What you need to do -
In this material, which lines include the string "bounding"? Show them.

Input data -
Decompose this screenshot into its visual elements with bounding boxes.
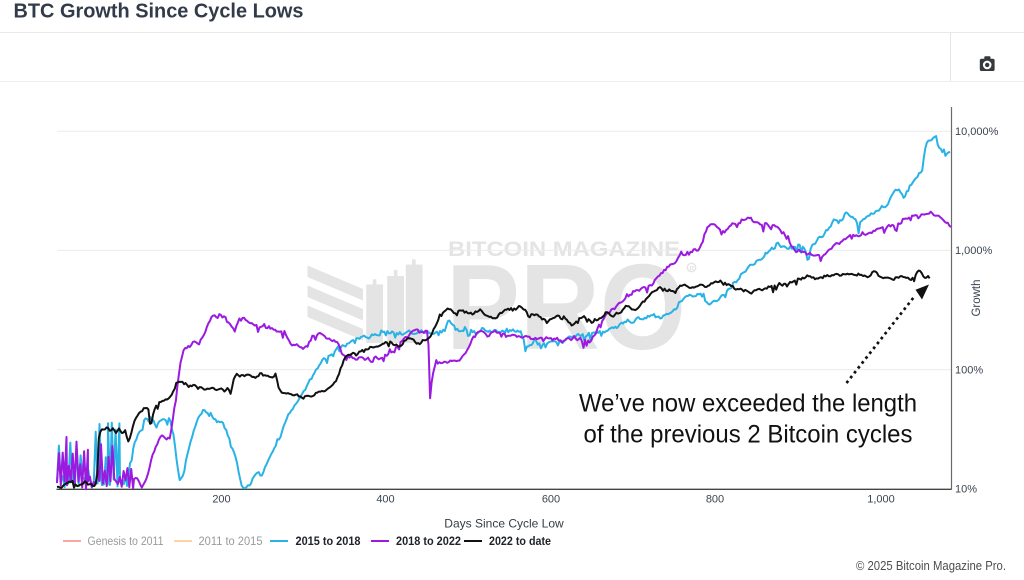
svg-text:2015 to 2018: 2015 to 2018 [296,536,362,548]
svg-text:10,000%: 10,000% [955,126,999,138]
svg-text:1,000%: 1,000% [955,245,993,257]
svg-text:100%: 100% [955,364,983,376]
svg-text:Genesis to 2011: Genesis to 2011 [88,536,164,548]
svg-text:10%: 10% [955,484,977,496]
svg-text:2011 to 2015: 2011 to 2015 [199,536,263,548]
svg-text:of the previous 2 Bitcoin cycl: of the previous 2 Bitcoin cycles [584,421,913,449]
svg-text:Days Since Cycle Low: Days Since Cycle Low [444,517,564,531]
svg-text:600: 600 [542,494,560,506]
svg-text:© 2025 Bitcoin Magazine Pro.: © 2025 Bitcoin Magazine Pro. [856,559,1006,573]
svg-text:800: 800 [706,494,724,506]
svg-text:PRO: PRO [446,239,686,375]
svg-text:BITCOIN MAGAZINE: BITCOIN MAGAZINE [448,237,680,261]
svg-text:We’ve now exceeded the length: We’ve now exceeded the length [579,390,917,418]
svg-text:BTC Growth Since Cycle Lows: BTC Growth Since Cycle Lows [14,0,304,23]
svg-text:200: 200 [212,494,230,506]
svg-text:2022 to date: 2022 to date [489,536,551,548]
svg-text:400: 400 [376,494,394,506]
svg-text:R: R [689,265,694,272]
svg-text:1,000: 1,000 [867,494,895,506]
svg-text:2018 to 2022: 2018 to 2022 [396,536,461,548]
svg-text:Growth: Growth [971,279,983,316]
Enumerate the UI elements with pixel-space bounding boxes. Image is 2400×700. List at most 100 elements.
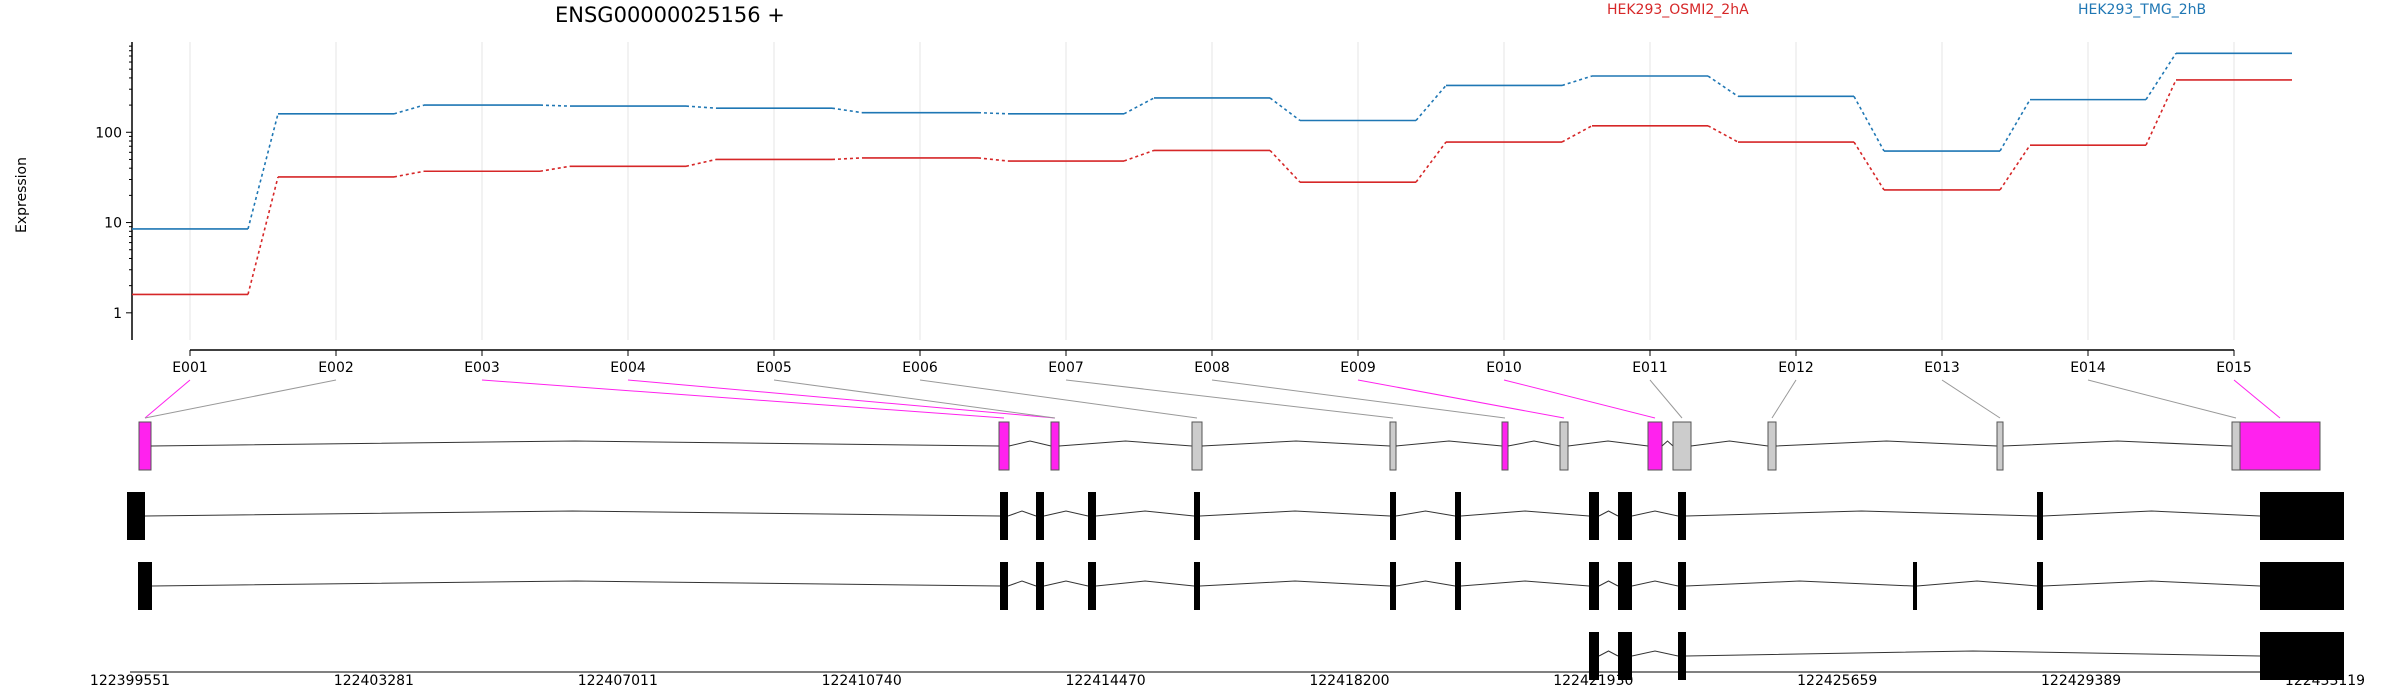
exon-connector (1649, 379, 1683, 419)
exon-box (2239, 421, 2321, 471)
exon-connector (773, 379, 1056, 419)
intron-line (1199, 580, 1391, 587)
series-connector (1123, 97, 1155, 115)
exon-label-e001: E001 (172, 360, 208, 376)
series-connector (1999, 99, 2031, 152)
series-connector (1707, 75, 1739, 98)
genomic-coordinate-axis: 122399551 122403281 122407011 122410740 1224… (90, 671, 2365, 689)
series-connector (393, 104, 425, 115)
series-connector (1561, 75, 1593, 87)
exon-label-e007: E007 (1048, 360, 1084, 376)
series-connector (1123, 149, 1155, 162)
exon-box (1672, 421, 1692, 471)
exon-block (1618, 632, 1632, 680)
series-connector (247, 176, 279, 295)
series-connector (685, 105, 717, 109)
intron-line (1775, 440, 1998, 447)
series-connector (1561, 125, 1593, 143)
series-connector (831, 107, 863, 114)
intron-line (1690, 440, 1769, 447)
exon-block (1618, 492, 1632, 540)
series-connector (685, 158, 717, 168)
exon-box (1191, 421, 1203, 471)
intron-line (1567, 440, 1649, 447)
exon-label-e004: E004 (610, 360, 646, 376)
exon-block (2260, 492, 2344, 540)
exon-connector (1065, 379, 1394, 419)
intron-line (1395, 580, 1456, 587)
exon-label-e009: E009 (1340, 360, 1376, 376)
exon-label-e015: E015 (2216, 360, 2252, 376)
exon-connector (481, 379, 1005, 419)
series-connector (2145, 52, 2177, 101)
gene-model-track (138, 421, 2321, 471)
coord-label: 122399551 (90, 673, 170, 689)
intron-line (1916, 580, 2038, 587)
exon-box (1767, 421, 1777, 471)
y-axis-label: Expression (14, 157, 30, 233)
exon-box (998, 421, 1010, 471)
transcript-tracks (127, 492, 2344, 680)
exon-block (1194, 492, 1200, 540)
intron-line (1685, 580, 1914, 587)
exon-connector (1503, 379, 1656, 419)
coord-label: 122407011 (578, 673, 658, 689)
exon-connector (1211, 379, 1506, 419)
coord-label: 122418200 (1309, 673, 1389, 689)
legend-entry-tmg: HEK293_TMG_2hB (2078, 2, 2206, 18)
intron-line (1631, 650, 1679, 657)
intron-line (1095, 580, 1195, 587)
coord-label: 122429389 (2041, 673, 2121, 689)
exon-connectors (144, 379, 2281, 419)
series-connector (1415, 141, 1447, 183)
intron-line (1043, 510, 1089, 517)
transcript-3 (1589, 632, 2344, 680)
intron-line (1685, 510, 2038, 517)
intron-line (1058, 440, 1193, 447)
exon-block (2037, 562, 2043, 610)
intron-line (1395, 440, 1503, 447)
intron-line (1507, 440, 1561, 447)
exon-block (1589, 632, 1599, 680)
exon-connector (627, 379, 1056, 419)
coord-label: 122425659 (1797, 673, 1877, 689)
expression-series (132, 52, 2292, 296)
exon-block (1088, 492, 1096, 540)
series-connector (1269, 149, 1301, 183)
intron-line (1460, 580, 1590, 587)
y-tick-label: 100 (95, 125, 122, 141)
series-connector (1415, 84, 1447, 122)
transcript-1 (127, 492, 2344, 540)
exon-block (1589, 562, 1599, 610)
series-connector (1853, 141, 1885, 191)
exon-label-e005: E005 (756, 360, 792, 376)
exon-box (2231, 421, 2241, 471)
intron-line (1598, 580, 1619, 587)
coord-label: 122421930 (1553, 673, 1633, 689)
exon-block (1913, 562, 1917, 610)
exon-block (1618, 562, 1632, 610)
series-osmi2 (132, 79, 2292, 296)
exon-block (2260, 562, 2344, 610)
intron-line (1395, 510, 1456, 517)
exon-block (1088, 562, 1096, 610)
series-connector (539, 165, 571, 173)
exon-block (1678, 632, 1686, 680)
intron-line (1008, 440, 1052, 447)
series-connector (977, 157, 1009, 162)
intron-line (1043, 580, 1089, 587)
intron-line (1685, 650, 2261, 657)
exon-block (1194, 562, 1200, 610)
exon-box (1050, 421, 1060, 471)
exon-label-e013: E013 (1924, 360, 1960, 376)
exon-block (1000, 492, 1008, 540)
intron-line (2042, 510, 2261, 517)
intron-line (1201, 440, 1391, 447)
exon-block (1390, 562, 1396, 610)
transcript-2 (138, 562, 2344, 610)
intron-line (1661, 440, 1674, 447)
exon-block (1589, 492, 1599, 540)
exon-box (1559, 421, 1569, 471)
exon-block (1455, 562, 1461, 610)
coord-label: 122433119 (2285, 673, 2365, 689)
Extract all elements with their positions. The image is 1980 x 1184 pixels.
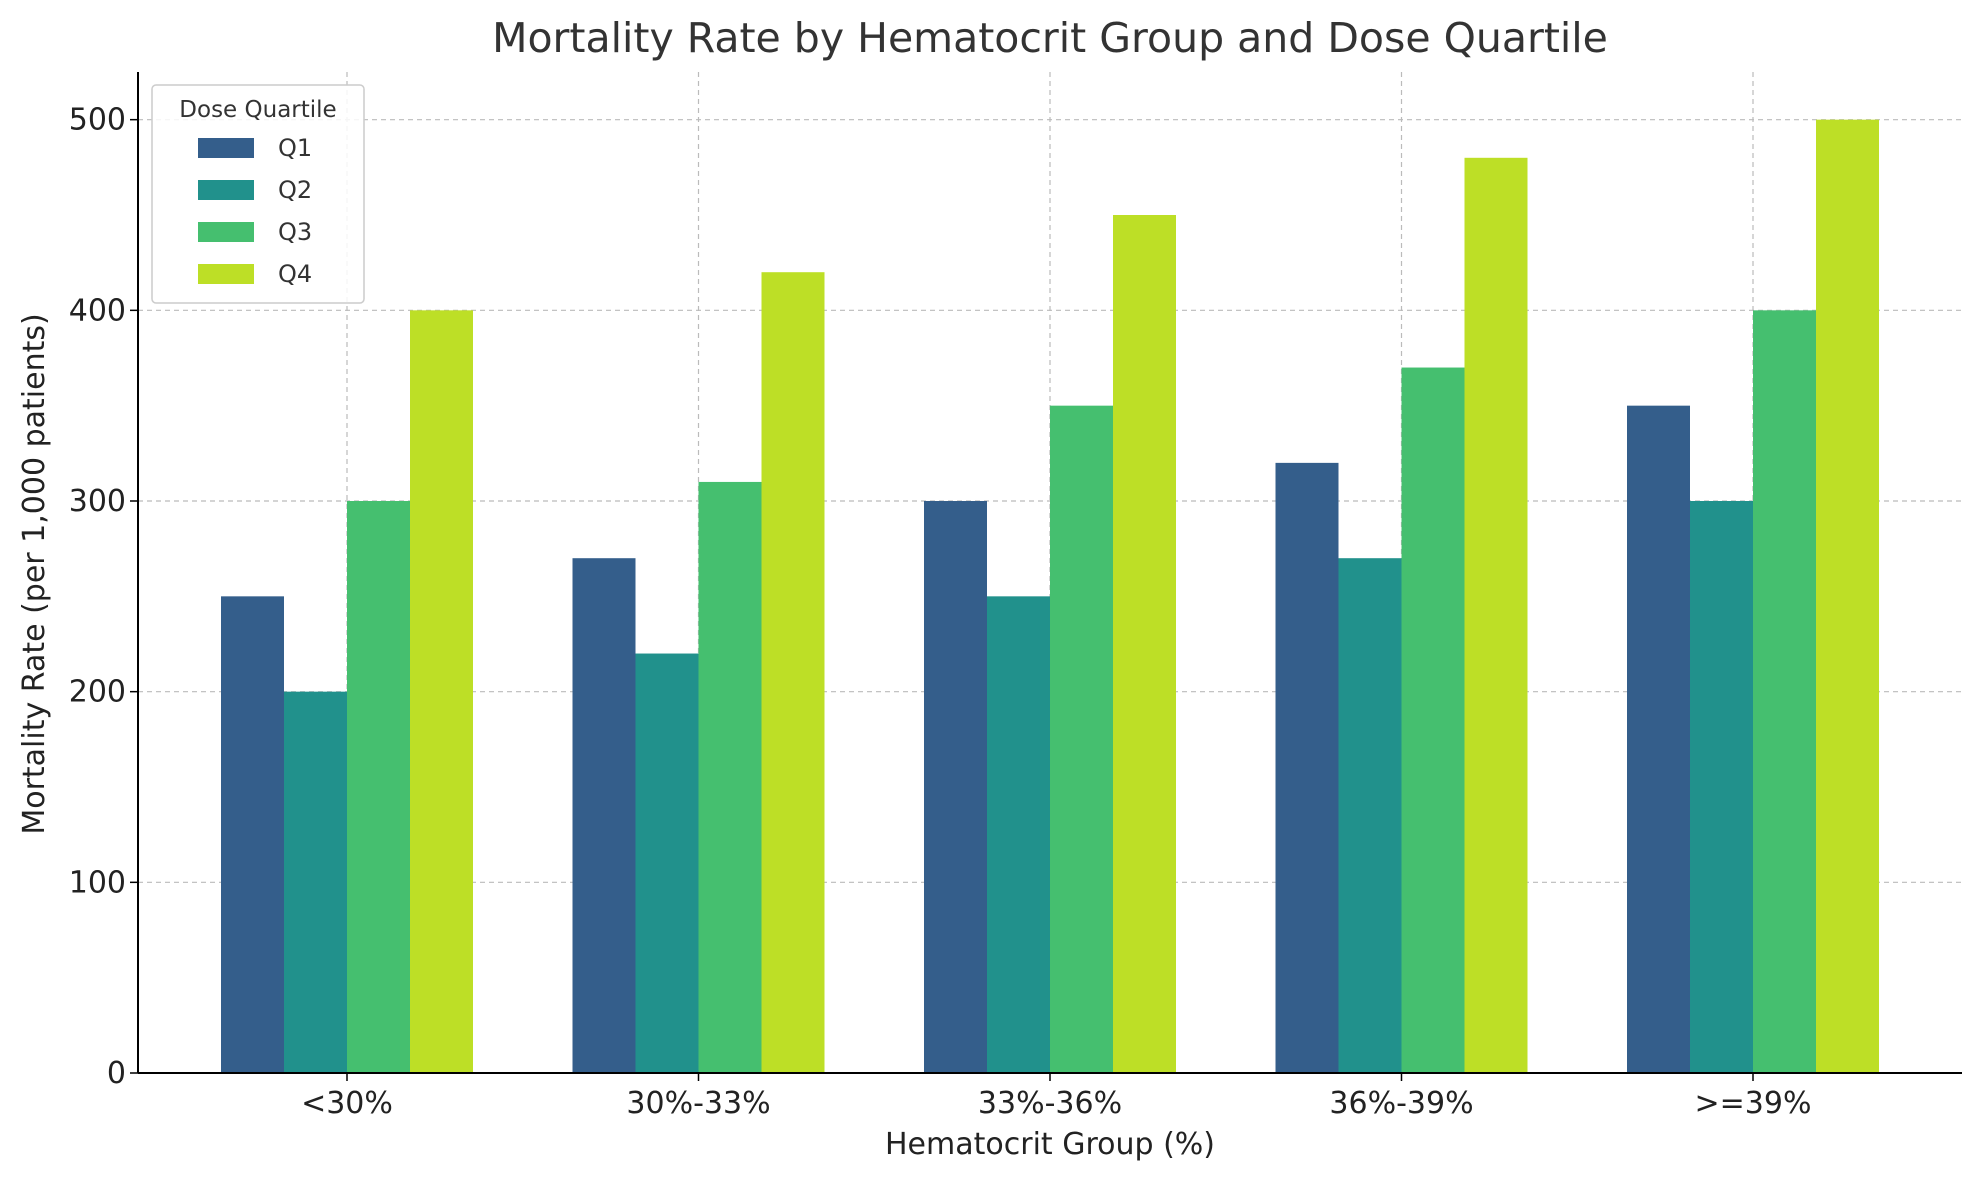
y-tick-label: 400: [69, 293, 126, 328]
bar-q3-1: [347, 501, 410, 1073]
bar-q4-4: [1464, 157, 1528, 1074]
legend: Dose Quartile Q1 Q2 Q3 Q4: [151, 84, 365, 304]
legend-label-q1: Q1: [278, 134, 312, 162]
bar-q2-4: [1338, 558, 1402, 1073]
bar-q1-4: [1275, 462, 1339, 1073]
bar-q2-1: [284, 691, 347, 1073]
x-tick-labels: <30% 30%-33% 33%-36% 36%-39% >=39%: [301, 1073, 1811, 1121]
chart-title: Mortality Rate by Hematocrit Group and D…: [492, 14, 1608, 62]
y-tick-label: 200: [69, 675, 126, 710]
legend-swatch-q1: [198, 138, 254, 158]
bar-q1-5: [1627, 405, 1690, 1074]
y-tick-label: 300: [69, 484, 126, 519]
bar-q1-2: [572, 558, 636, 1073]
x-tick-label: >=39%: [1695, 1086, 1812, 1121]
y-axis-label: Mortality Rate (per 1,000 patients): [17, 313, 52, 834]
bar-q4-1: [410, 310, 473, 1073]
bar-q2-2: [635, 653, 699, 1073]
x-tick-label: 36%-39%: [1329, 1086, 1473, 1121]
legend-label-q4: Q4: [278, 260, 312, 288]
legend-label-q3: Q3: [278, 218, 312, 246]
bar-q3-4: [1401, 367, 1465, 1073]
bar-q2-3: [987, 596, 1050, 1073]
bar-q2-5: [1690, 501, 1753, 1073]
y-tick-labels: 0 100 200 300 400 500: [69, 103, 138, 1091]
bar-q4-5: [1816, 119, 1879, 1073]
bar-q1-1: [221, 596, 284, 1073]
x-tick-label: 30%-33%: [626, 1086, 770, 1121]
x-tick-label: <30%: [301, 1086, 393, 1121]
legend-items: Q1 Q2 Q3 Q4: [198, 134, 312, 288]
bar-q3-3: [1050, 405, 1113, 1074]
x-axis-label: Hematocrit Group (%): [885, 1127, 1215, 1162]
bars: [221, 119, 1879, 1074]
y-tick-label: 0: [107, 1056, 126, 1091]
bar-q3-2: [698, 481, 762, 1073]
legend-swatch-q4: [198, 264, 254, 284]
legend-swatch-q2: [198, 180, 254, 200]
y-tick-label: 100: [69, 865, 126, 900]
y-tick-label: 500: [69, 103, 126, 138]
bar-q3-5: [1753, 310, 1816, 1073]
bar-q4-3: [1113, 215, 1176, 1073]
bar-q4-2: [761, 272, 825, 1073]
bar-q1-3: [924, 501, 987, 1073]
legend-swatch-q3: [198, 222, 254, 242]
legend-title: Dose Quartile: [179, 97, 336, 123]
legend-label-q2: Q2: [278, 176, 312, 204]
x-tick-label: 33%-36%: [978, 1086, 1122, 1121]
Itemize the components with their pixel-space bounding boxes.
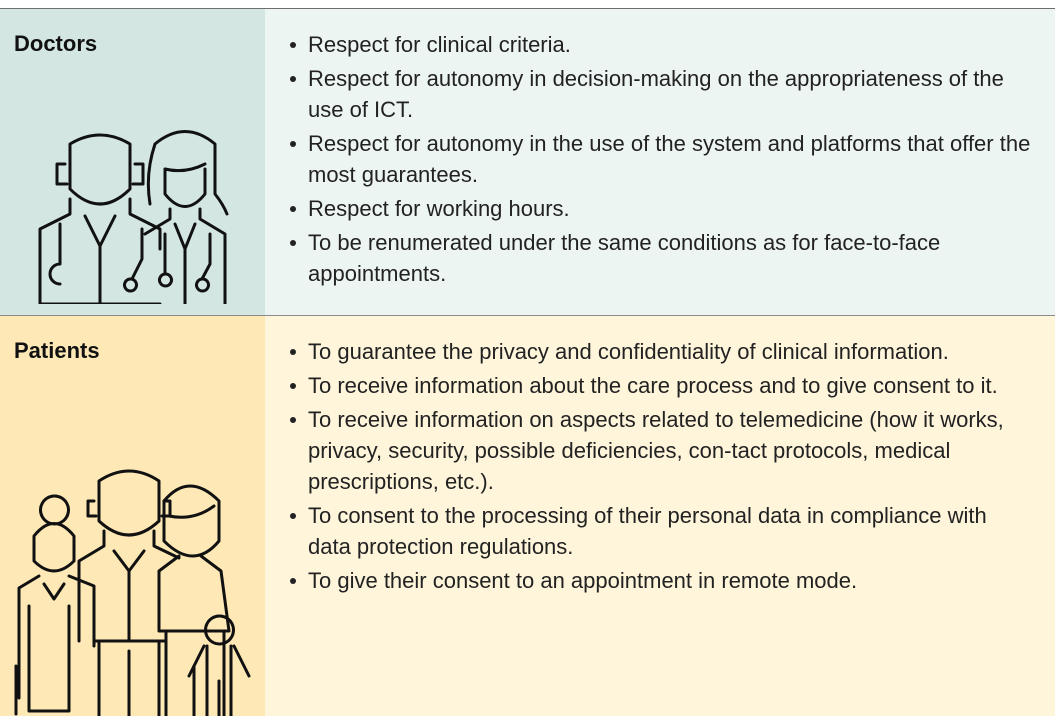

Answer space -
Decompose this screenshot into its visual elements with bounding boxes.
Enumerate the UI elements with pixel-space bounding boxes. Image is 2400×700. List at most 100 elements.
Itemize the components with their pixel-space bounding boxes.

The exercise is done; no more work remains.